[DATASET EXTRACT]
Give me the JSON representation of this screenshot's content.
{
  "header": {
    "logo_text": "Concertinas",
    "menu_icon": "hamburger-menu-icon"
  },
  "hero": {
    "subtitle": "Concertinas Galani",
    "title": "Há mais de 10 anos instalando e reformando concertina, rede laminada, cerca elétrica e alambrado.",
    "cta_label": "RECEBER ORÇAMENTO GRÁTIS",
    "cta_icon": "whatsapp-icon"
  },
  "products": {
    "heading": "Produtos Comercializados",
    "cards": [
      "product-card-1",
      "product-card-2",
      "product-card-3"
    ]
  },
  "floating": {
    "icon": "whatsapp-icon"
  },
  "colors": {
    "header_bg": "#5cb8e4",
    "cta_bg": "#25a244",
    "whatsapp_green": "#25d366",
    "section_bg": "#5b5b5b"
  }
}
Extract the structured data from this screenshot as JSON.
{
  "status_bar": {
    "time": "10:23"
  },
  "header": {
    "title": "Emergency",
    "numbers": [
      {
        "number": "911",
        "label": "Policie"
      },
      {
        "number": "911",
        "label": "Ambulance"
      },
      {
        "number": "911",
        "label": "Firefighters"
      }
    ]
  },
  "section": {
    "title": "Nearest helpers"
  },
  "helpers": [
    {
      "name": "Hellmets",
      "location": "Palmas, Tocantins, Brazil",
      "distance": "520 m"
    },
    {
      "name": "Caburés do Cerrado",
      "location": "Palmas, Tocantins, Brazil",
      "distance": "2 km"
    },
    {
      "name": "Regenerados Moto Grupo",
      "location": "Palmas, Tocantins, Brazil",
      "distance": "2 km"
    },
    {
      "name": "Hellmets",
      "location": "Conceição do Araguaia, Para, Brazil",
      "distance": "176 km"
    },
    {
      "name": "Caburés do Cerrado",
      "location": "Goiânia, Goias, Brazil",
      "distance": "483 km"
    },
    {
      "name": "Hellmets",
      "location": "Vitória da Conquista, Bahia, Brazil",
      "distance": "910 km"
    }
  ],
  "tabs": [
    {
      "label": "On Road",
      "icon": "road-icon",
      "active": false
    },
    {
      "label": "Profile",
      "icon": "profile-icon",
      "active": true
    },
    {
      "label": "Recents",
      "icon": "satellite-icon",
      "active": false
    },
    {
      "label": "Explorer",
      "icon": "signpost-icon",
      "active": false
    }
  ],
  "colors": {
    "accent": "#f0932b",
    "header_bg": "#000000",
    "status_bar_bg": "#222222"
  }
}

[WHAT IS BEING ASKED] Reproduce all of the data exactly as given.

[FINISHED ANSWER]
Give me the JSON representation of this screenshot's content.
{
  "header": {
    "logo_text": "Concertinas",
    "menu_icon": "hamburger-menu-icon"
  },
  "hero": {
    "subtitle": "Concertinas Galani",
    "title": "Há mais de 10 anos instalando e reformando concertina, rede laminada, cerca elétrica e alambrado.",
    "cta_label": "RECEBER ORÇAMENTO GRÁTIS",
    "cta_icon": "whatsapp-icon"
  },
  "products": {
    "heading": "Produtos Comercializados",
    "cards": [
      "product-card-1",
      "product-card-2",
      "product-card-3"
    ]
  },
  "floating": {
    "icon": "whatsapp-icon"
  },
  "colors": {
    "header_bg": "#5cb8e4",
    "cta_bg": "#25a244",
    "whatsapp_green": "#25d366",
    "section_bg": "#5b5b5b"
  }
}
Extract the structured data from this screenshot as JSON.
{
  "status_bar": {
    "time": "10:23"
  },
  "header": {
    "title": "Emergency",
    "numbers": [
      {
        "number": "911",
        "label": "Policie"
      },
      {
        "number": "911",
        "label": "Ambulance"
      },
      {
        "number": "911",
        "label": "Firefighters"
      }
    ]
  },
  "section": {
    "title": "Nearest helpers"
  },
  "helpers": [
    {
      "name": "Hellmets",
      "location": "Palmas, Tocantins, Brazil",
      "distance": "520 m"
    },
    {
      "name": "Caburés do Cerrado",
      "location": "Palmas, Tocantins, Brazil",
      "distance": "2 km"
    },
    {
      "name": "Regenerados Moto Grupo",
      "location": "Palmas, Tocantins, Brazil",
      "distance": "2 km"
    },
    {
      "name": "Hellmets",
      "location": "Conceição do Araguaia, Para, Brazil",
      "distance": "176 km"
    },
    {
      "name": "Caburés do Cerrado",
      "location": "Goiânia, Goias, Brazil",
      "distance": "483 km"
    },
    {
      "name": "Hellmets",
      "location": "Vitória da Conquista, Bahia, Brazil",
      "distance": "910 km"
    }
  ],
  "tabs": [
    {
      "label": "On Road",
      "icon": "road-icon",
      "active": false
    },
    {
      "label": "Profile",
      "icon": "profile-icon",
      "active": true
    },
    {
      "label": "Recents",
      "icon": "satellite-icon",
      "active": false
    },
    {
      "label": "Explorer",
      "icon": "signpost-icon",
      "active": false
    }
  ],
  "colors": {
    "accent": "#f0932b",
    "header_bg": "#000000",
    "status_bar_bg": "#222222"
  }
}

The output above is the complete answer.